§ **Directions**:
Return every record below exactly as written, but leave out the pictures.

====

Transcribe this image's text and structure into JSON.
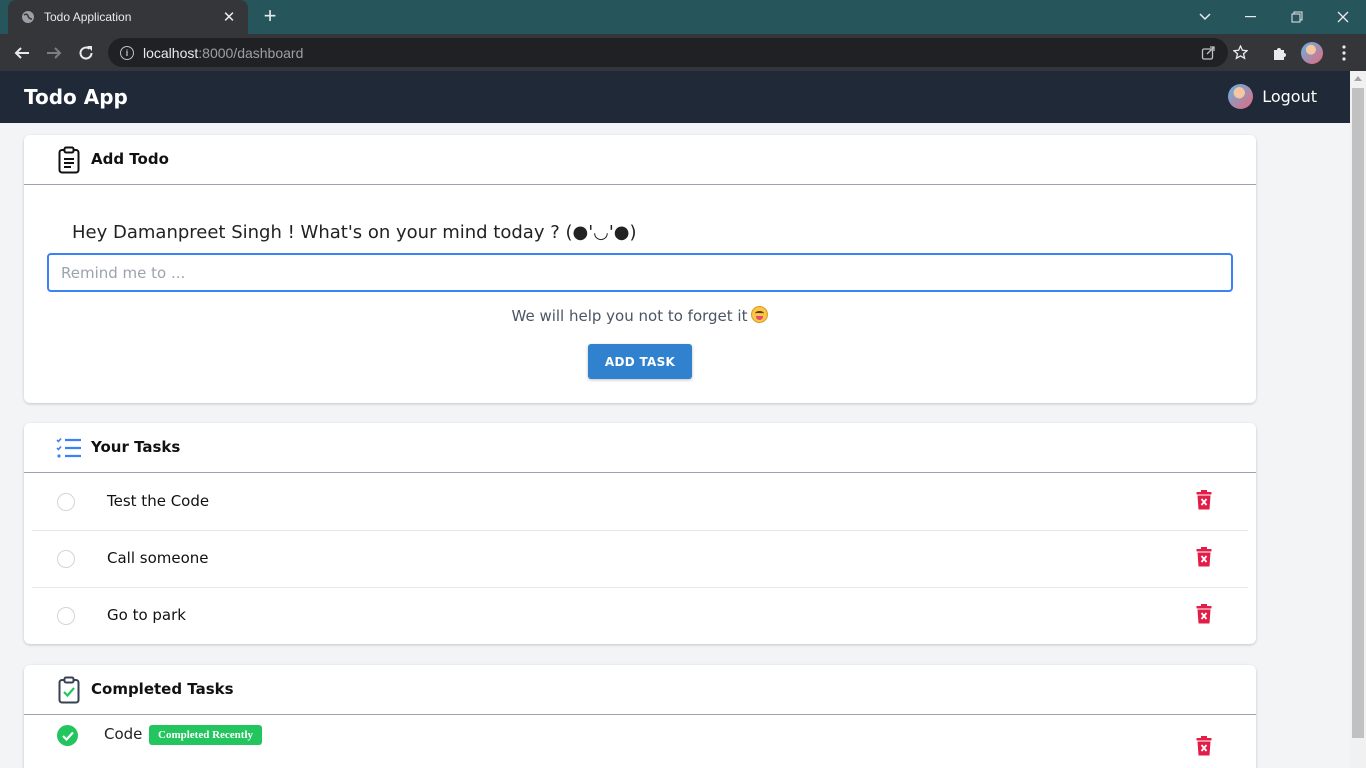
{
  "browser": {
    "tab_title": "Todo Application",
    "tab_close": "✕",
    "new_tab": "+",
    "url_host": "localhost",
    "url_path": ":8000/dashboard"
  },
  "navbar": {
    "brand": "Todo App",
    "logout_label": "Logout"
  },
  "add_todo": {
    "title": "Add Todo",
    "greeting": "Hey Damanpreet Singh ! What's on your mind today ? (●'◡'●)",
    "input_placeholder": "Remind me to ...",
    "input_value": "",
    "helper_text": "We will help you not to forget it",
    "button_label": "ADD TASK"
  },
  "your_tasks": {
    "title": "Your Tasks",
    "items": [
      {
        "text": "Test the Code"
      },
      {
        "text": "Call someone"
      },
      {
        "text": "Go to park"
      }
    ]
  },
  "completed_tasks": {
    "title": "Completed Tasks",
    "items": [
      {
        "text": "Code",
        "badge": "Completed Recently"
      }
    ]
  },
  "colors": {
    "navbar": "#1f2937",
    "accent": "#3182ce",
    "danger": "#e11d48",
    "success": "#22c55e"
  }
}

====

§ **Solution**:
Transcribe this image's text and structure into JSON.
{
  "browser": {
    "tab_title": "Todo Application",
    "tab_close": "✕",
    "new_tab": "+",
    "url_host": "localhost",
    "url_path": ":8000/dashboard"
  },
  "navbar": {
    "brand": "Todo App",
    "logout_label": "Logout"
  },
  "add_todo": {
    "title": "Add Todo",
    "greeting": "Hey Damanpreet Singh ! What's on your mind today ? (●'◡'●)",
    "input_placeholder": "Remind me to ...",
    "input_value": "",
    "helper_text": "We will help you not to forget it",
    "button_label": "ADD TASK"
  },
  "your_tasks": {
    "title": "Your Tasks",
    "items": [
      {
        "text": "Test the Code"
      },
      {
        "text": "Call someone"
      },
      {
        "text": "Go to park"
      }
    ]
  },
  "completed_tasks": {
    "title": "Completed Tasks",
    "items": [
      {
        "text": "Code",
        "badge": "Completed Recently"
      }
    ]
  },
  "colors": {
    "navbar": "#1f2937",
    "accent": "#3182ce",
    "danger": "#e11d48",
    "success": "#22c55e"
  }
}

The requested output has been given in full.